*What is expected*:
Leaving out the pictures, transcribe all of the records faithfully.
### Available records ###
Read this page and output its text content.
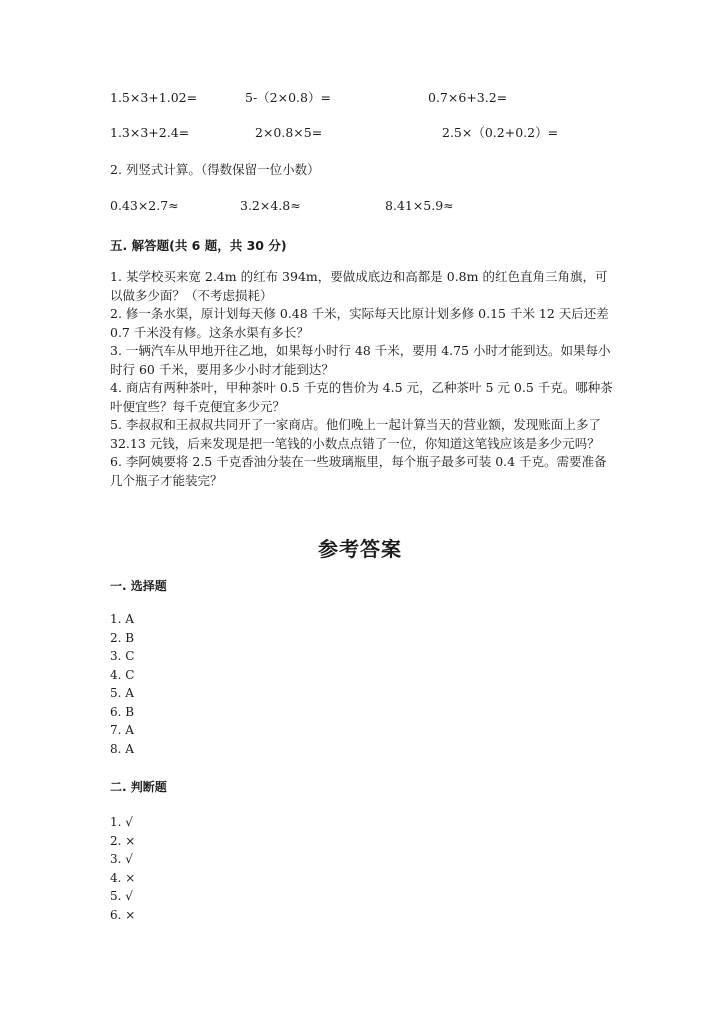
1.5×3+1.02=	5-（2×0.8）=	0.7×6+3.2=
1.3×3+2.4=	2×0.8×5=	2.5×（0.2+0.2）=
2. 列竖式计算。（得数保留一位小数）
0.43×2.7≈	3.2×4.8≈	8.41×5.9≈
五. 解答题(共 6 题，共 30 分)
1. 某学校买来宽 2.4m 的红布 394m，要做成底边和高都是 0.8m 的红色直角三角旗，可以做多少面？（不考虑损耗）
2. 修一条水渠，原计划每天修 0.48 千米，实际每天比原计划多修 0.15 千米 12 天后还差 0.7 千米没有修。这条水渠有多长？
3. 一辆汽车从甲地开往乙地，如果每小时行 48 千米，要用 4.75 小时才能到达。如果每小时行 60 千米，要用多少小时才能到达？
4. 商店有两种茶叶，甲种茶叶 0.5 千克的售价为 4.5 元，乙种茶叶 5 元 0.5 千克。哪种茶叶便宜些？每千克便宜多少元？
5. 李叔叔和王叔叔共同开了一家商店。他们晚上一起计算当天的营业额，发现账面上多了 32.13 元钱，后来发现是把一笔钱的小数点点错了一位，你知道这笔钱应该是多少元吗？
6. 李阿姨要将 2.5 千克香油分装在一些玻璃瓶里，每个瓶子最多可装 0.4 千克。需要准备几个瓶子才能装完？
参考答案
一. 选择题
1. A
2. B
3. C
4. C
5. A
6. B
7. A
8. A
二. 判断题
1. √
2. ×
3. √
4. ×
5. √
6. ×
###
*The response*:
Read this page and output its text content.
1.5×3+1.02=	5-（2×0.8）=	0.7×6+3.2=
1.3×3+2.4=	2×0.8×5=	2.5×（0.2+0.2）=
2. 列竖式计算。（得数保留一位小数）
0.43×2.7≈	3.2×4.8≈	8.41×5.9≈
五. 解答题(共 6 题，共 30 分)
1. 某学校买来宽 2.4m 的红布 394m，要做成底边和高都是 0.8m 的红色直角三角旗，可以做多少面？（不考虑损耗）
2. 修一条水渠，原计划每天修 0.48 千米，实际每天比原计划多修 0.15 千米 12 天后还差 0.7 千米没有修。这条水渠有多长？
3. 一辆汽车从甲地开往乙地，如果每小时行 48 千米，要用 4.75 小时才能到达。如果每小时行 60 千米，要用多少小时才能到达？
4. 商店有两种茶叶，甲种茶叶 0.5 千克的售价为 4.5 元，乙种茶叶 5 元 0.5 千克。哪种茶叶便宜些？每千克便宜多少元？
5. 李叔叔和王叔叔共同开了一家商店。他们晚上一起计算当天的营业额，发现账面上多了 32.13 元钱，后来发现是把一笔钱的小数点点错了一位，你知道这笔钱应该是多少元吗？
6. 李阿姨要将 2.5 千克香油分装在一些玻璃瓶里，每个瓶子最多可装 0.4 千克。需要准备几个瓶子才能装完？
参考答案
一. 选择题
1. A
2. B
3. C
4. C
5. A
6. B
7. A
8. A
二. 判断题
1. √
2. ×
3. √
4. ×
5. √
6. ×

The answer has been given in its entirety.